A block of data
>> Start

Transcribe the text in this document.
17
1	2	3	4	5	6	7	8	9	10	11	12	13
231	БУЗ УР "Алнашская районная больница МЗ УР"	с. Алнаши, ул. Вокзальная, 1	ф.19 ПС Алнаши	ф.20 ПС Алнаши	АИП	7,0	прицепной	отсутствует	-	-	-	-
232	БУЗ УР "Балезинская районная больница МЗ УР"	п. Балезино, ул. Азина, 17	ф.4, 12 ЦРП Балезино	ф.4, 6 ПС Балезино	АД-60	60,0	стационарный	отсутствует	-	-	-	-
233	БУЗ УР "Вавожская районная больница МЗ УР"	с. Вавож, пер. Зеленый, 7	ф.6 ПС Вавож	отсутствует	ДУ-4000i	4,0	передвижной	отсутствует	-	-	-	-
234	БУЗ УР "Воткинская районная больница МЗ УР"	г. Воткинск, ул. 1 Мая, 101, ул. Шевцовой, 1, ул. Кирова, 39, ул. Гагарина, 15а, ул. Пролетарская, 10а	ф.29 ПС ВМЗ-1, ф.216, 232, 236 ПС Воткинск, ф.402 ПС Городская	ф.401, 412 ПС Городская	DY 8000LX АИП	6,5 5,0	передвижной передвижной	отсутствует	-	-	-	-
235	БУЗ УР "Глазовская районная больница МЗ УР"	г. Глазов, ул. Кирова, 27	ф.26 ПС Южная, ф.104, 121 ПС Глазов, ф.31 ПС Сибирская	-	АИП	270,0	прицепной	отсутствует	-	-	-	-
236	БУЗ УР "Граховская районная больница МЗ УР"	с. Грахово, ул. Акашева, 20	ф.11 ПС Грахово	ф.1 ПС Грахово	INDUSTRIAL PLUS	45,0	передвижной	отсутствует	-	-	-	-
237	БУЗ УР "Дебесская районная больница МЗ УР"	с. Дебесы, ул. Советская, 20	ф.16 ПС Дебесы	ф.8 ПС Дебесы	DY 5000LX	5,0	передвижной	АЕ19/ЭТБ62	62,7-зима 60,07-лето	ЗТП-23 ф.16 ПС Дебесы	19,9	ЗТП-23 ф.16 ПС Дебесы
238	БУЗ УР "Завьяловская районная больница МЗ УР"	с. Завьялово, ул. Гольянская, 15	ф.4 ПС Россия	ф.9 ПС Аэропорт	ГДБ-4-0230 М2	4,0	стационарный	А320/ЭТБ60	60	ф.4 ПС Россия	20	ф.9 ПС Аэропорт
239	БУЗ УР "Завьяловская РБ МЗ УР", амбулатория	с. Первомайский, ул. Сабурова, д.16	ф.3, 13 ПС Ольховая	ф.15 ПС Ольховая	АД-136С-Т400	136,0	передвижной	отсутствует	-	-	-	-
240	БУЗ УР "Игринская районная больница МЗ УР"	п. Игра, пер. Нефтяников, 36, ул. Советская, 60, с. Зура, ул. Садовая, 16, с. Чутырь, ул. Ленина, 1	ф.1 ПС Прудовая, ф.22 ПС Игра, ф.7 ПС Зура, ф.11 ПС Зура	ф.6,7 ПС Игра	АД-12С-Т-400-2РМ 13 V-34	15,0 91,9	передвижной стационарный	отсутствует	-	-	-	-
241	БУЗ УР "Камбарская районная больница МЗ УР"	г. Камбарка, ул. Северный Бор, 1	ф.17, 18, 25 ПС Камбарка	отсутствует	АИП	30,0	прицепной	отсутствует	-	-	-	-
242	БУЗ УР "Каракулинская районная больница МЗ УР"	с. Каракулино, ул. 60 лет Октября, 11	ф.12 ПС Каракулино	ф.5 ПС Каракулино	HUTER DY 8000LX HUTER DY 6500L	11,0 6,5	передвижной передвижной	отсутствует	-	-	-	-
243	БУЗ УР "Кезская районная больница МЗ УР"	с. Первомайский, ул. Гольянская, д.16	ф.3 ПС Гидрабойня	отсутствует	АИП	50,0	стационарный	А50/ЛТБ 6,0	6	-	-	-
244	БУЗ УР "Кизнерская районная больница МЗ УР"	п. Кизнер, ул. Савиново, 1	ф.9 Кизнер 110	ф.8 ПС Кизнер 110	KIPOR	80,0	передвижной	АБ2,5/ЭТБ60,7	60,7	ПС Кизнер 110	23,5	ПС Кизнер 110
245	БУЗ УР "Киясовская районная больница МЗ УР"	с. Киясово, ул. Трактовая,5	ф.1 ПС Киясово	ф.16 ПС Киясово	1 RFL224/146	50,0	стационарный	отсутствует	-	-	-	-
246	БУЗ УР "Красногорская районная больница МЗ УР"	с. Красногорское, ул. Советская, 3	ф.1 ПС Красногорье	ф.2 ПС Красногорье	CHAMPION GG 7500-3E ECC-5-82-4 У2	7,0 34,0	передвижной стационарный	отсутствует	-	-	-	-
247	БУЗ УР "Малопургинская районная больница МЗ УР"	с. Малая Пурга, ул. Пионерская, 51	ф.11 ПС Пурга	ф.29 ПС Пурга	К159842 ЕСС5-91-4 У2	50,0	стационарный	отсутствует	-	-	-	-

>> End

• Given problem
Look above for every line with the word "Кирова" and copy it.

• Expected answer
234	БУЗ УР "Воткинская районная больница МЗ УР"	г. Воткинск, ул. 1 Мая, 101, ул. Шевцовой, 1, ул. Кирова, 39, ул. Гагарина, 15а, ул. Пролетарская, 10а	ф.29 ПС ВМЗ-1, ф.216, 232, 236 ПС Воткинск, ф.402 ПС Городская	ф.401, 412 ПС Городская	DY 8000LX АИП	6,5 5,0	передвижной передвижной	отсутствует	-	-	-	-
235	БУЗ УР "Глазовская районная больница МЗ УР"	г. Глазов, ул. Кирова, 27	ф.26 ПС Южная, ф.104, 121 ПС Глазов, ф.31 ПС Сибирская	-	АИП	270,0	прицепной	отсутствует	-	-	-	-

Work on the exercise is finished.